- [TRECHO DO TEXTO]:
----------

Felizmente, existe na Constituição Federal uma cláusula pétrea que garante a impenhorabilidade da pequena propriedade rural. Está no inciso XXVI do artigo 5º, nos seguintes termos:

Art. 5º – Todos são iguais perante a lei, sem distinção de qualquer natureza, garantindo-se aos brasileiros e aos estrangeiros residentes no País a inviolabilidade do direito à vida, à liberdade, à segurança e à propriedade, nos termos seguintes:
XXVI – a pequena propriedade rural, assim definida em lei, desde que trabalhada pela família, não será objeto de penhora para pagamento de débitos decorrentes de sua atividade produtiva, dispondo a lei sobre os meios de financiar o seu desenvolvimento.

Trata-se de importante conquista social, mas que precisa ser constantemente defendida, pois os detentores de capital não disfarçam a ânsia de retirar dos devedores até mesmo o mínimo para a sobrevivência sua e de sua família. Isso é uma atitude odiosa e rejeitada inclusive pela Sagrada Bíblia que, em Deuteronômio 24:6, orienta o credor a não aceitar como garantia as pedras de moinho para que o devedor não morra de fome ao perder sua fonte de renda.

– O que é uma pequena propriedade rural?

São comuns histórias semelhantes à de meu avô, que vendeu uma chácara em Santa Catarina e comprou fazenda no antigo Mato Grosso (antes da divisão do Estado). Isso já dava uma ideia de como o tamanho (por conta do preço e de outros fatores) das propriedades variavam de acordo com a região do país. E continua sendo assim.

Mas já respondendo à pergunta, atualmente, entende-se por pequena propriedade rural as com área de até 04 (quatro) módulos fiscais. 

O tamanho do módulo fiscal é determinado pelo INCRA e varia entre 5 e 110 hectares, de acordo com o município localizado e, segundo o site da Embrapa, leva em consideração: a) o tipo de exploração predominante no município; b) a renda obtida no tipo de exploração predominante; c) outras explorações existentes no município que, embora não predominantes, sejam expressivas em função da renda obtida ou da área utilizada; d) o conceito de “propriedade familiar”.

Voltando à história de meu avô, na região de Criciúma-SC – onde tinha suas terras – o módulo fiscal tem 14ha, enquanto em Pedro Gomes-MS – onde comprou à época – tem 60ha. Isso nos dias de hoje, mas provavelmente lá na década de 70 a diferença era ainda maior.

A fim de exemplificar ainda mais, vejamos a média do tamanho do módulo fiscal em alguns Estados brasileiros:

– Pará, em quase todo o Estado: entre 70 e 80 hectares (x 4 = 280 e 320ha);
– Tocantins, em todo o Estado: entre 70 e 80 hectares (x 4 = 280 e 320ha);
– Bahia, a maior parte do Estado: entre 55 e 66ha (x 4 = 220 e 260ha);
– Paraná, quase todo o Estado: entre 5 a 20ha (x4 = 20 e 80ha);
– Amazonas, quase todo o Estado: 100 e 110ha (x4 = 400 e 440ha);
– Rondônia, todo o Estado: 60 hectares (x4 = 240ha).

----------

- [DADOS]:
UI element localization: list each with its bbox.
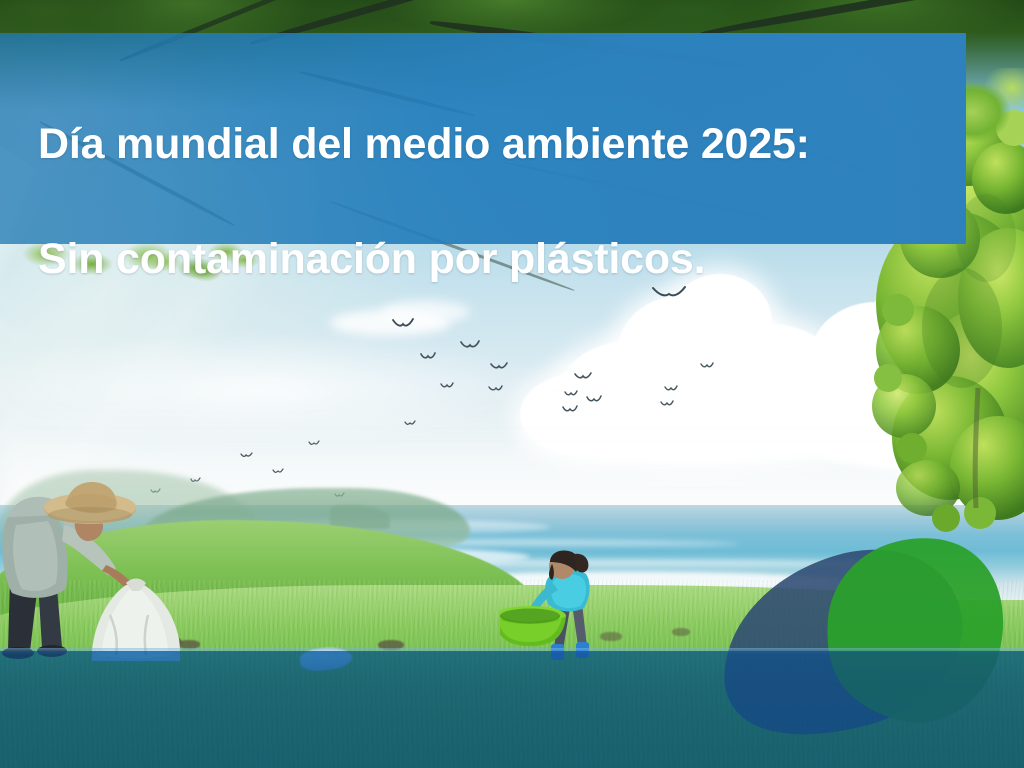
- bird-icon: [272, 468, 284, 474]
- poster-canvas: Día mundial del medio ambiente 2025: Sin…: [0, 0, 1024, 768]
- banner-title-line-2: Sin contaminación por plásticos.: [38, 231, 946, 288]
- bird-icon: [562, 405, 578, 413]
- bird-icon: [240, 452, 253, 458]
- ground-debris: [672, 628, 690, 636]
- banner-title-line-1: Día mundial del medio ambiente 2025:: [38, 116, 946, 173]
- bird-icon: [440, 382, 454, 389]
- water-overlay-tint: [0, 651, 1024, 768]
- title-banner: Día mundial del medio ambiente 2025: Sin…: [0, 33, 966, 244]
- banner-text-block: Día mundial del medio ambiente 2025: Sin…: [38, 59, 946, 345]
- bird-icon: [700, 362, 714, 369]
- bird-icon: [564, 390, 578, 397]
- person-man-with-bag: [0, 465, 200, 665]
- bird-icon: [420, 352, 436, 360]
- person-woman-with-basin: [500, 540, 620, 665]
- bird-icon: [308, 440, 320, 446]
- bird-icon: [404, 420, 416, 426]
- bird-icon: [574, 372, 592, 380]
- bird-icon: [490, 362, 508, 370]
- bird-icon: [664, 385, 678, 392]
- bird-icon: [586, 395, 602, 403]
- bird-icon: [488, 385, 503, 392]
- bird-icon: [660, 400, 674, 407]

----------

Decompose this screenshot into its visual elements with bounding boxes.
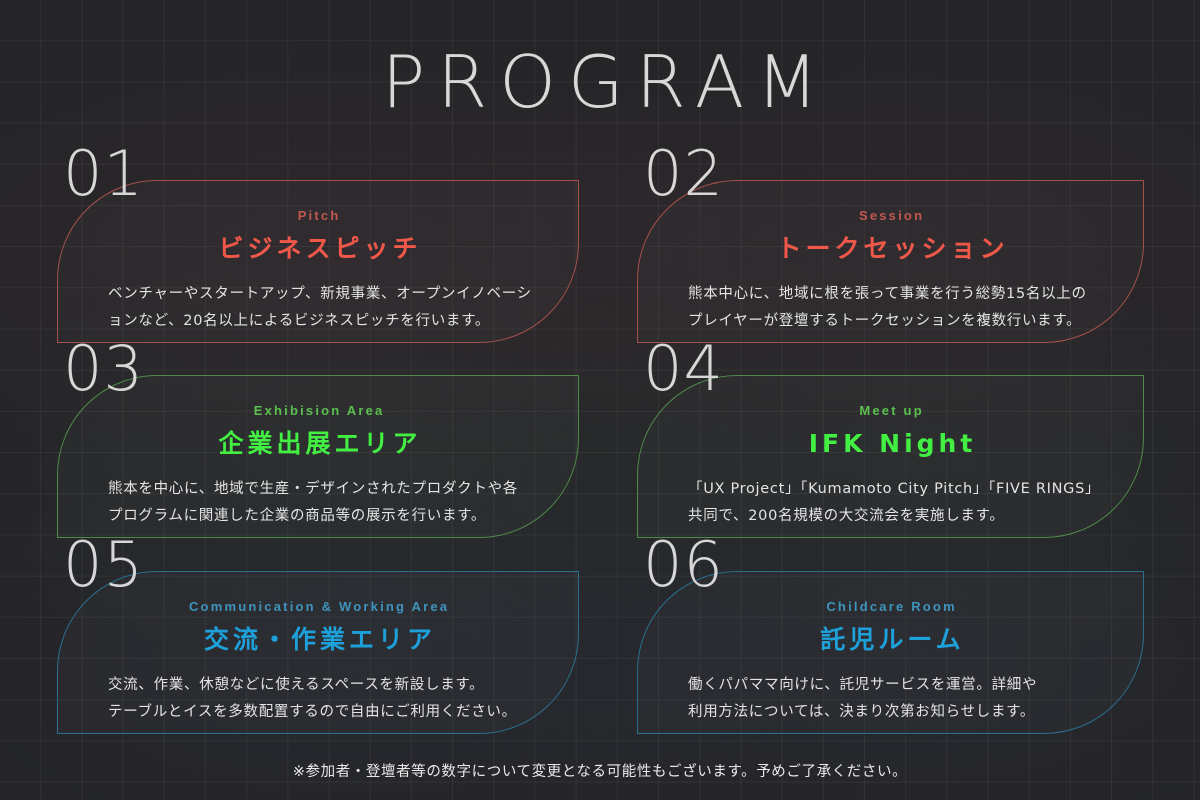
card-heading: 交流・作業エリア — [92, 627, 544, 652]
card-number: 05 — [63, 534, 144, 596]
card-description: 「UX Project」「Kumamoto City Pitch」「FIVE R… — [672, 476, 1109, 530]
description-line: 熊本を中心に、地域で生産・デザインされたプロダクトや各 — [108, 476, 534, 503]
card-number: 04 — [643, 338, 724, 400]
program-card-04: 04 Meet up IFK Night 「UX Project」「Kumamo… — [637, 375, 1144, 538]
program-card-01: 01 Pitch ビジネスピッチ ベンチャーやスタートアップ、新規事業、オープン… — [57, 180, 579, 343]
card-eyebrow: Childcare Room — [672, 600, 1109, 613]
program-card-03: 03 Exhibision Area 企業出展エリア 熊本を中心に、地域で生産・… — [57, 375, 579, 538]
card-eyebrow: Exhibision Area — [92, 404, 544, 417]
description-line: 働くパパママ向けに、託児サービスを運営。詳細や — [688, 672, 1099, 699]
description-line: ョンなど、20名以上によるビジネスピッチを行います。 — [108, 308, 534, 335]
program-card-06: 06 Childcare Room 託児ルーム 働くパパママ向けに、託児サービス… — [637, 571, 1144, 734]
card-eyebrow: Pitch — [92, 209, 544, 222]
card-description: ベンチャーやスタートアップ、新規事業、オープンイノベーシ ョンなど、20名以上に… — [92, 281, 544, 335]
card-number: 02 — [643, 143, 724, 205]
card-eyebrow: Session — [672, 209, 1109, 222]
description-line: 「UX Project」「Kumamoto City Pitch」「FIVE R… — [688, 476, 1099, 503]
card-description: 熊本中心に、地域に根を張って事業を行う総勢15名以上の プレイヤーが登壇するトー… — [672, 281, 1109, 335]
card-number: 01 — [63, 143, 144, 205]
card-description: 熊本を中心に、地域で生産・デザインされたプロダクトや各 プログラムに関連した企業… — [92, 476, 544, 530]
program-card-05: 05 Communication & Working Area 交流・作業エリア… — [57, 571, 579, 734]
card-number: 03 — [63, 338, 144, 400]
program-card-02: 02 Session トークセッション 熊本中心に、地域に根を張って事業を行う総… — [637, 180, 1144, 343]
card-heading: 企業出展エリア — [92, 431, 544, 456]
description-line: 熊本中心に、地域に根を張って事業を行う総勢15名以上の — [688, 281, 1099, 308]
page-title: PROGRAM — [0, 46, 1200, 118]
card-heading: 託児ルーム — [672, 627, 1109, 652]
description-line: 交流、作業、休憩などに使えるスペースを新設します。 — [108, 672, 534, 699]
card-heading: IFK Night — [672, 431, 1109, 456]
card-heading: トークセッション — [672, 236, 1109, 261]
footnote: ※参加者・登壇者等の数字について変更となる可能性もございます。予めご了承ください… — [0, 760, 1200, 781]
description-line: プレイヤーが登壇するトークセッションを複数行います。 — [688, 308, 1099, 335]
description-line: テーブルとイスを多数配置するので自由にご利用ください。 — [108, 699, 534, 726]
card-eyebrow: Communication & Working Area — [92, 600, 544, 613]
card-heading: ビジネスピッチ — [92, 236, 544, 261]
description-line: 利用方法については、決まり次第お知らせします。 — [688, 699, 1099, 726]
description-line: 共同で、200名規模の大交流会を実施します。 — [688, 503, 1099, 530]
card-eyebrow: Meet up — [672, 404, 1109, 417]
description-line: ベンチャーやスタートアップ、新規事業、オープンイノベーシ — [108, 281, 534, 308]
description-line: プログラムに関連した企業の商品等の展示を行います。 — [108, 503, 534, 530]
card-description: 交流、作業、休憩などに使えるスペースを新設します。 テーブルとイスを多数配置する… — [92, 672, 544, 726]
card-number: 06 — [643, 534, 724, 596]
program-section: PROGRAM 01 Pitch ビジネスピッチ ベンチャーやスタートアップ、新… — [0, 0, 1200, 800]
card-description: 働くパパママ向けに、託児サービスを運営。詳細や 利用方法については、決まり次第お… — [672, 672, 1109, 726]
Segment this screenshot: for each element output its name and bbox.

----------

- [INSTRUÇÕES DAS TAREFAS]:
(a) Responda a estas perguntas com base no texto sobre a pequena propriedade rural:
(i) Em que inciso e artigo da Constituição Federal está a garantia de impenhorabilidade da pequena propriedade rural?
(ii) Até quantos módulos fiscais uma propriedade é considerada pequena propriedade rural?
(iii) Qual é o tamanho do módulo fiscal em todo o Estado de Rondônia?
(b) Retome o texto sobre a pequena propriedade rural e continue a escrever a partir da última frase mostrada.

- [RESPOSTAS DO EXERCÍCIO]:
(a)
(i) No inciso XXVI do artigo 5º.
(ii) Até 4 (quatro) módulos fiscais.
(iii) 60 hectares.

(b)
Vale frisar que a análise precisa ser feita por município e não por Estado, assim, os dados acima são apenas para ilustração. Interessante registrar que os Estados de Mato Grosso do Sul, Goiás e Ceará são os que apresentam maiores variações no tamanho do módulo fiscal de cada município. Vamos observar então, a realidade de alguns municípios do Mato Grosso do Sul:

– Campo Grande: 15ha (x 4 = 60ha);
– Água Clara: 35ha (x 4 = 140ha);
– Bandeirantes: 40ha (x4 = 160ha);
– Camapuã: 70ha (x 4 = 280ha);
– Dourados: 30ha (x4 = 120ha);
– Figueirão: 70ha (x4 = 280ha);
– Porto Murtinho: 80ha (x4 = 320ha);
– Santa Rita do Pardo: 35h (x4 = 140ha);
– Sidrolândia: 30ha (x4 = 120ha);
– Tacuru: 45ha (x4 = 180ha).

Desse modo, se a propriedade rural, ainda que constituída de mais de uma matrícula, mas desde que sejam contínuas, possuir área inferior a 04 (quatro) módulos fiscais do município no qual está localizado, será protegido constitucionalmente conforme abordaremos mais detalhadamente abaixo.

– Proteção constitucional contra hipoteca e contra alienação fiduciária

Ao buscar crédito, quem está do outro lado da mesa quase sempre exigirá garantias de que receberá o valor emprestado. Assim, as duas formas mais frequentemente exigidas são as hipotecas e as alienações fiduciárias, em que pese, nos últimos anos essa última ter sido a preferida das instituições financeiras devido a celeridade nos procedimentos em caso de inadimplência. Contudo, com a vigência do Marco Legal das Garantias (Lei 14.711/23), a expectativa é que a garantia hipotecária volte a ser a preferência dos credores, especialmente por possibilitar mais de um empréstimo sobre o mesmo imóvel.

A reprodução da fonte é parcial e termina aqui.